-- Start of Supplied data --

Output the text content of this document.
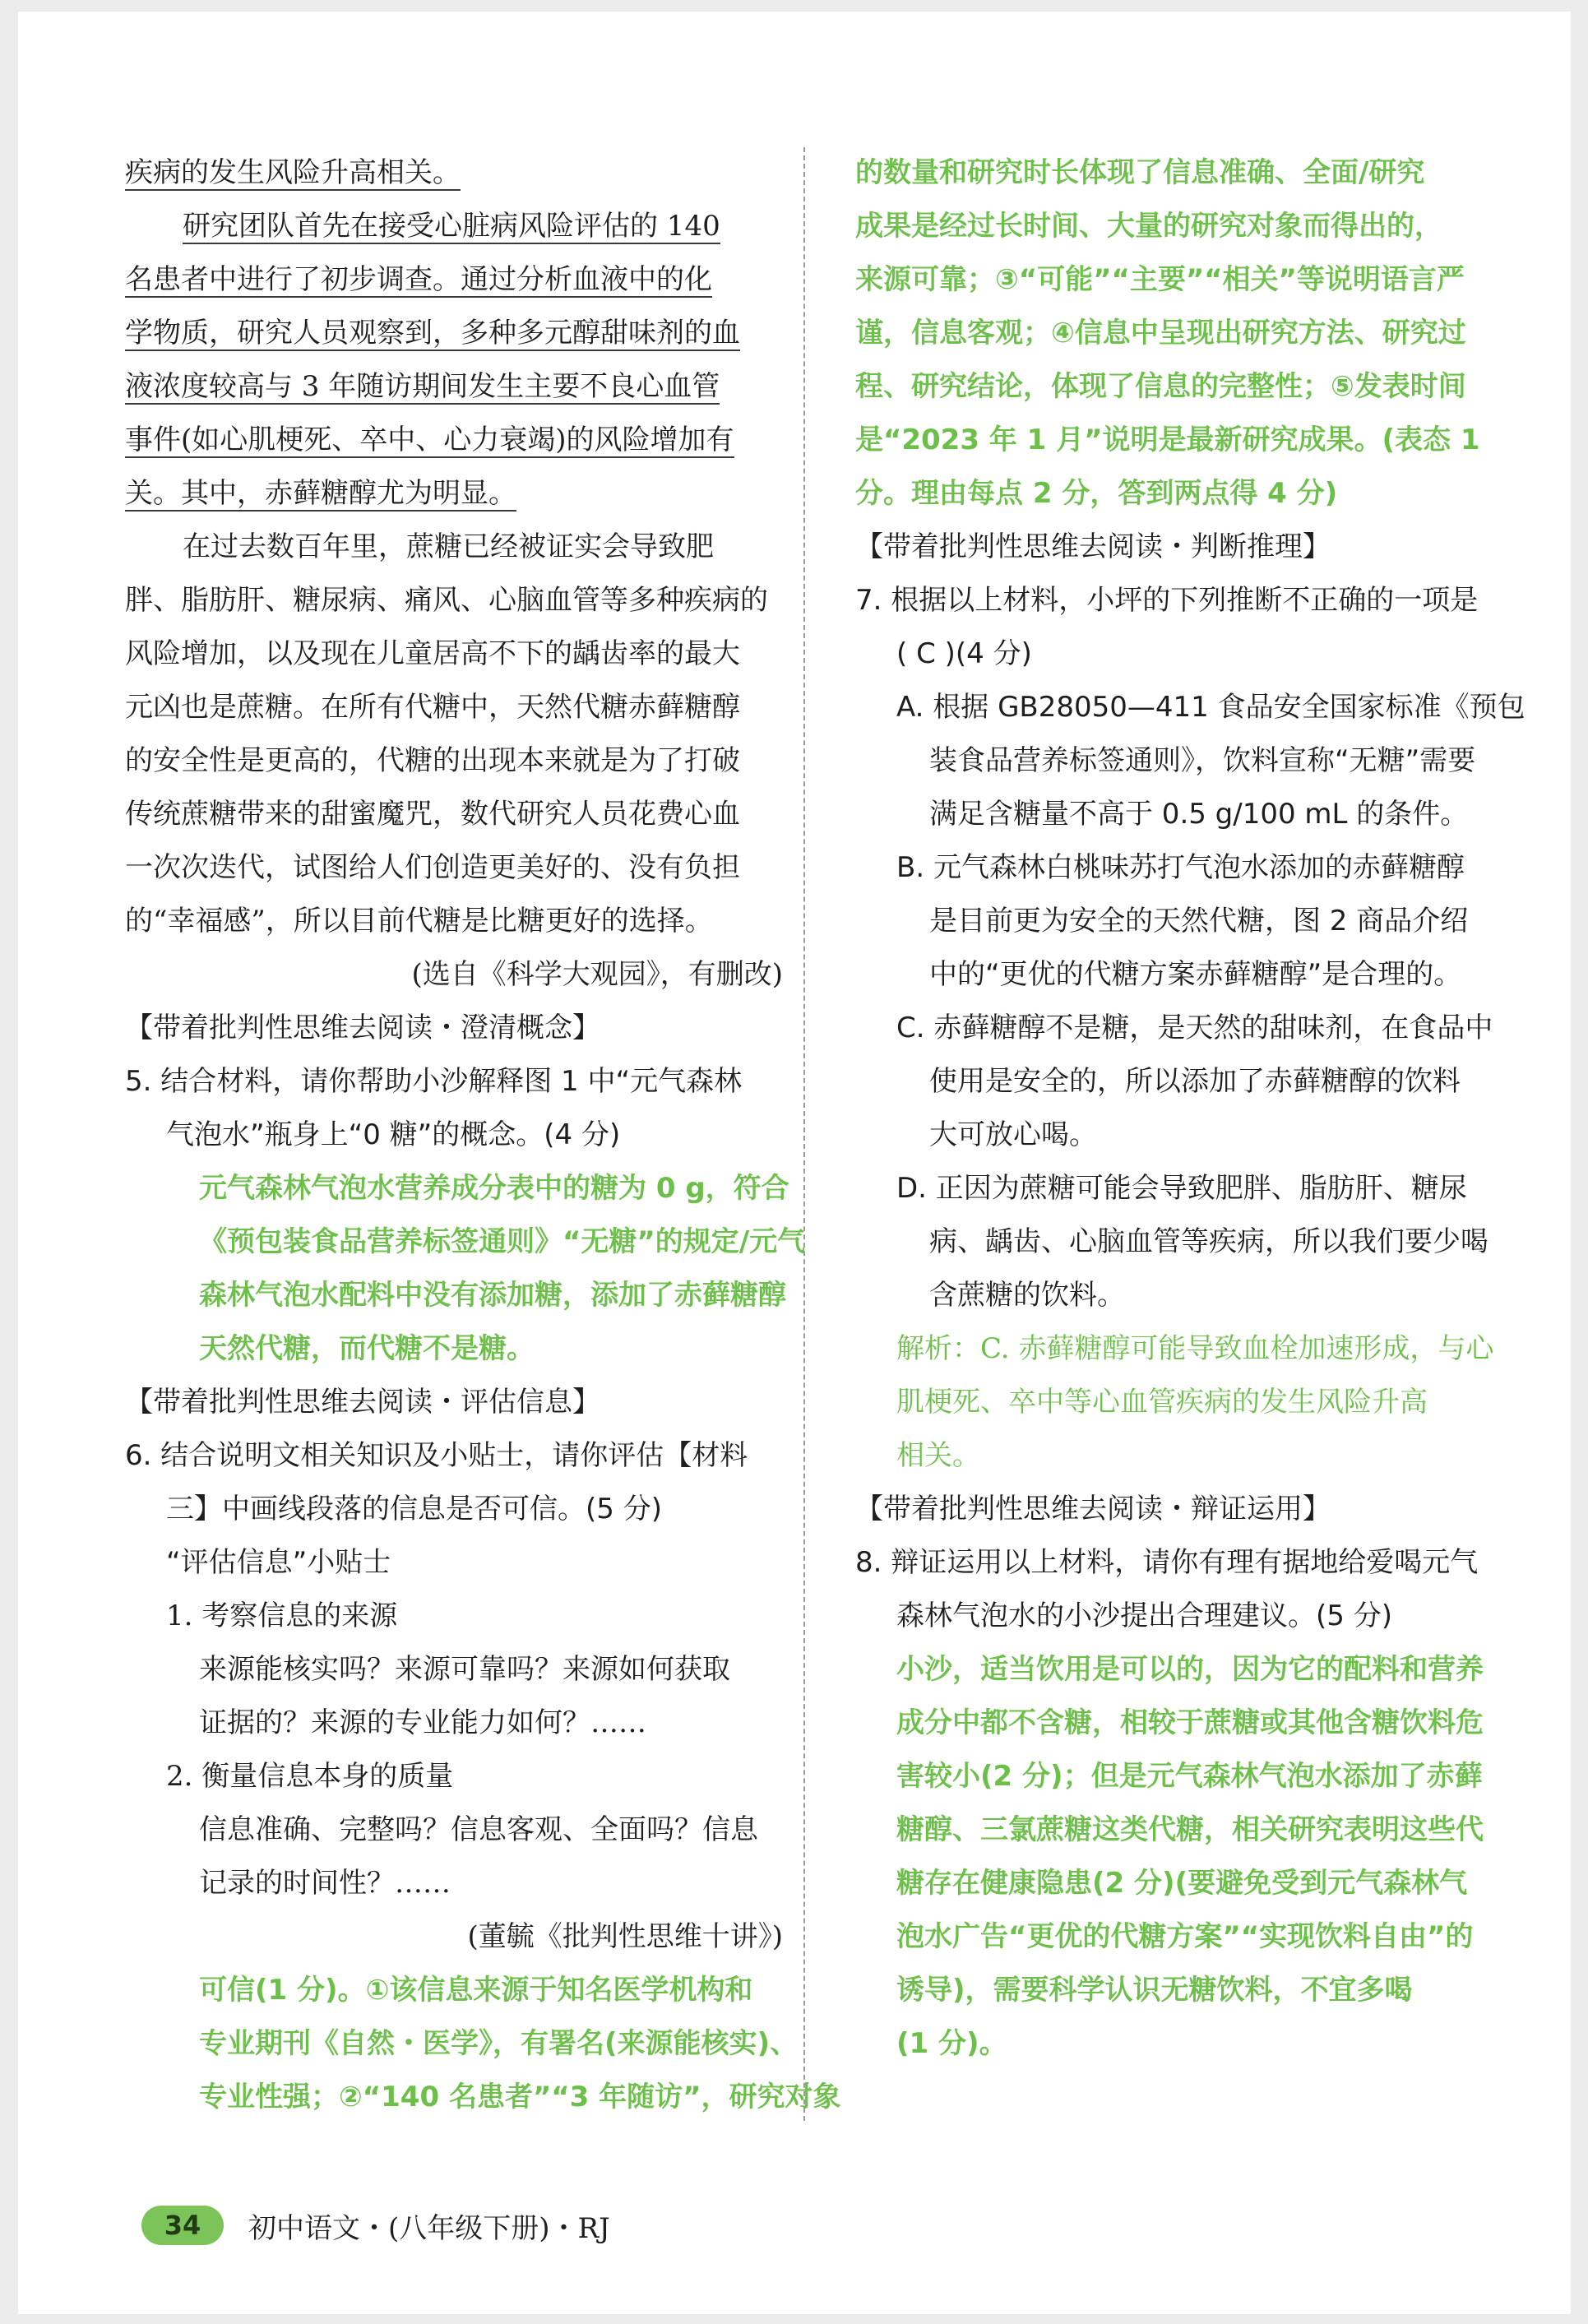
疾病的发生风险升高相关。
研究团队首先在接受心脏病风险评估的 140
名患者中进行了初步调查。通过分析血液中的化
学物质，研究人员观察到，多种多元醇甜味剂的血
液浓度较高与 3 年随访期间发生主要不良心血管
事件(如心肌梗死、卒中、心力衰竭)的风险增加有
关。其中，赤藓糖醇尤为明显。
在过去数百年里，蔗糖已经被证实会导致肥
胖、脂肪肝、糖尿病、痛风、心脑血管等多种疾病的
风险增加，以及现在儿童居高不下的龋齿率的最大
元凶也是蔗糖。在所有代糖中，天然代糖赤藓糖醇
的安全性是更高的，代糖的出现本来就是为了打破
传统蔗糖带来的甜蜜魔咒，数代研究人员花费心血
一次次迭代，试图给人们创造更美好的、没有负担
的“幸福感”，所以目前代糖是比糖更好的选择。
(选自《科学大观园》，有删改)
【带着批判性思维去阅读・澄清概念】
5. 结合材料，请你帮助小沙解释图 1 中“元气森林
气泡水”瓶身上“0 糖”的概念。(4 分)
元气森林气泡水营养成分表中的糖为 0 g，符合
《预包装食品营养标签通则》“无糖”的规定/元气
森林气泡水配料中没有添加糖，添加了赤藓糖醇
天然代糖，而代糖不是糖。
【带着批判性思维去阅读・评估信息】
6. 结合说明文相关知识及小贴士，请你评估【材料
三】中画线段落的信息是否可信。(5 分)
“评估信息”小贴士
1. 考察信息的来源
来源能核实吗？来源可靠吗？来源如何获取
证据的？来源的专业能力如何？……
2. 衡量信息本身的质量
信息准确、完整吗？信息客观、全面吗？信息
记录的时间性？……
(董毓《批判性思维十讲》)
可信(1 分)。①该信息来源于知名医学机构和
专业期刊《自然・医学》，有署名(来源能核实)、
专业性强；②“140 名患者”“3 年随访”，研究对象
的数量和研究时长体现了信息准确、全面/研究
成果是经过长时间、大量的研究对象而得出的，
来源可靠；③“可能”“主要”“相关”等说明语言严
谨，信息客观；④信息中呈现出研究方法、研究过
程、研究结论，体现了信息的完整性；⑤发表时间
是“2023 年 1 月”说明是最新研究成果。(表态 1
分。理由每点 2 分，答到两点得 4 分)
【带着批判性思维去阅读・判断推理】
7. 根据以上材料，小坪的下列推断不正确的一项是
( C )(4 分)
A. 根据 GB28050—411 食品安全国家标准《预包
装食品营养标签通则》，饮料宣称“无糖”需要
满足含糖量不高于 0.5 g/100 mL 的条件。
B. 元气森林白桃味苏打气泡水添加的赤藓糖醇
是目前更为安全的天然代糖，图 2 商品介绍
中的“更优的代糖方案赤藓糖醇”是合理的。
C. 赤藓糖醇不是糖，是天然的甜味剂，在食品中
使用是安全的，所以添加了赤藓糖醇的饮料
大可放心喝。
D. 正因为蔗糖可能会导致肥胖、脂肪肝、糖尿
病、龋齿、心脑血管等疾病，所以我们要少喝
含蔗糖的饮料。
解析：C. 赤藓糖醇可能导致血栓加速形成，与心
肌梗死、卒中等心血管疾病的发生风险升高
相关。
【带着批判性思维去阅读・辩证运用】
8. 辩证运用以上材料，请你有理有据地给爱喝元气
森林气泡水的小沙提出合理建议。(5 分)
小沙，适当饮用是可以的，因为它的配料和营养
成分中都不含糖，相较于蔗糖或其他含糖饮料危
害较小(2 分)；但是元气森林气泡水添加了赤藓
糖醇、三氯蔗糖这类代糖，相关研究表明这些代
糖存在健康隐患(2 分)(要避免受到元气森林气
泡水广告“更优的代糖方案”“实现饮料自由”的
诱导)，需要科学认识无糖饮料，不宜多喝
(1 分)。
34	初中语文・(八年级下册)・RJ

-- End of Supplied data --

__Given task__
Omit the pictures, then output the rest of the listing exactly.

__Task response__
Output the text content of this document.
疾病的发生风险升高相关。
研究团队首先在接受心脏病风险评估的 140
名患者中进行了初步调查。通过分析血液中的化
学物质，研究人员观察到，多种多元醇甜味剂的血
液浓度较高与 3 年随访期间发生主要不良心血管
事件(如心肌梗死、卒中、心力衰竭)的风险增加有
关。其中，赤藓糖醇尤为明显。
在过去数百年里，蔗糖已经被证实会导致肥
胖、脂肪肝、糖尿病、痛风、心脑血管等多种疾病的
风险增加，以及现在儿童居高不下的龋齿率的最大
元凶也是蔗糖。在所有代糖中，天然代糖赤藓糖醇
的安全性是更高的，代糖的出现本来就是为了打破
传统蔗糖带来的甜蜜魔咒，数代研究人员花费心血
一次次迭代，试图给人们创造更美好的、没有负担
的“幸福感”，所以目前代糖是比糖更好的选择。
(选自《科学大观园》，有删改)
【带着批判性思维去阅读・澄清概念】
5. 结合材料，请你帮助小沙解释图 1 中“元气森林
气泡水”瓶身上“0 糖”的概念。(4 分)
元气森林气泡水营养成分表中的糖为 0 g，符合
《预包装食品营养标签通则》“无糖”的规定/元气
森林气泡水配料中没有添加糖，添加了赤藓糖醇
天然代糖，而代糖不是糖。
【带着批判性思维去阅读・评估信息】
6. 结合说明文相关知识及小贴士，请你评估【材料
三】中画线段落的信息是否可信。(5 分)
“评估信息”小贴士
1. 考察信息的来源
来源能核实吗？来源可靠吗？来源如何获取
证据的？来源的专业能力如何？……
2. 衡量信息本身的质量
信息准确、完整吗？信息客观、全面吗？信息
记录的时间性？……
(董毓《批判性思维十讲》)
可信(1 分)。①该信息来源于知名医学机构和
专业期刊《自然・医学》，有署名(来源能核实)、
专业性强；②“140 名患者”“3 年随访”，研究对象
的数量和研究时长体现了信息准确、全面/研究
成果是经过长时间、大量的研究对象而得出的，
来源可靠；③“可能”“主要”“相关”等说明语言严
谨，信息客观；④信息中呈现出研究方法、研究过
程、研究结论，体现了信息的完整性；⑤发表时间
是“2023 年 1 月”说明是最新研究成果。(表态 1
分。理由每点 2 分，答到两点得 4 分)
【带着批判性思维去阅读・判断推理】
7. 根据以上材料，小坪的下列推断不正确的一项是
( C )(4 分)
A. 根据 GB28050—411 食品安全国家标准《预包
装食品营养标签通则》，饮料宣称“无糖”需要
满足含糖量不高于 0.5 g/100 mL 的条件。
B. 元气森林白桃味苏打气泡水添加的赤藓糖醇
是目前更为安全的天然代糖，图 2 商品介绍
中的“更优的代糖方案赤藓糖醇”是合理的。
C. 赤藓糖醇不是糖，是天然的甜味剂，在食品中
使用是安全的，所以添加了赤藓糖醇的饮料
大可放心喝。
D. 正因为蔗糖可能会导致肥胖、脂肪肝、糖尿
病、龋齿、心脑血管等疾病，所以我们要少喝
含蔗糖的饮料。
解析：C. 赤藓糖醇可能导致血栓加速形成，与心
肌梗死、卒中等心血管疾病的发生风险升高
相关。
【带着批判性思维去阅读・辩证运用】
8. 辩证运用以上材料，请你有理有据地给爱喝元气
森林气泡水的小沙提出合理建议。(5 分)
小沙，适当饮用是可以的，因为它的配料和营养
成分中都不含糖，相较于蔗糖或其他含糖饮料危
害较小(2 分)；但是元气森林气泡水添加了赤藓
糖醇、三氯蔗糖这类代糖，相关研究表明这些代
糖存在健康隐患(2 分)(要避免受到元气森林气
泡水广告“更优的代糖方案”“实现饮料自由”的
诱导)，需要科学认识无糖饮料，不宜多喝
(1 分)。
34	初中语文・(八年级下册)・RJ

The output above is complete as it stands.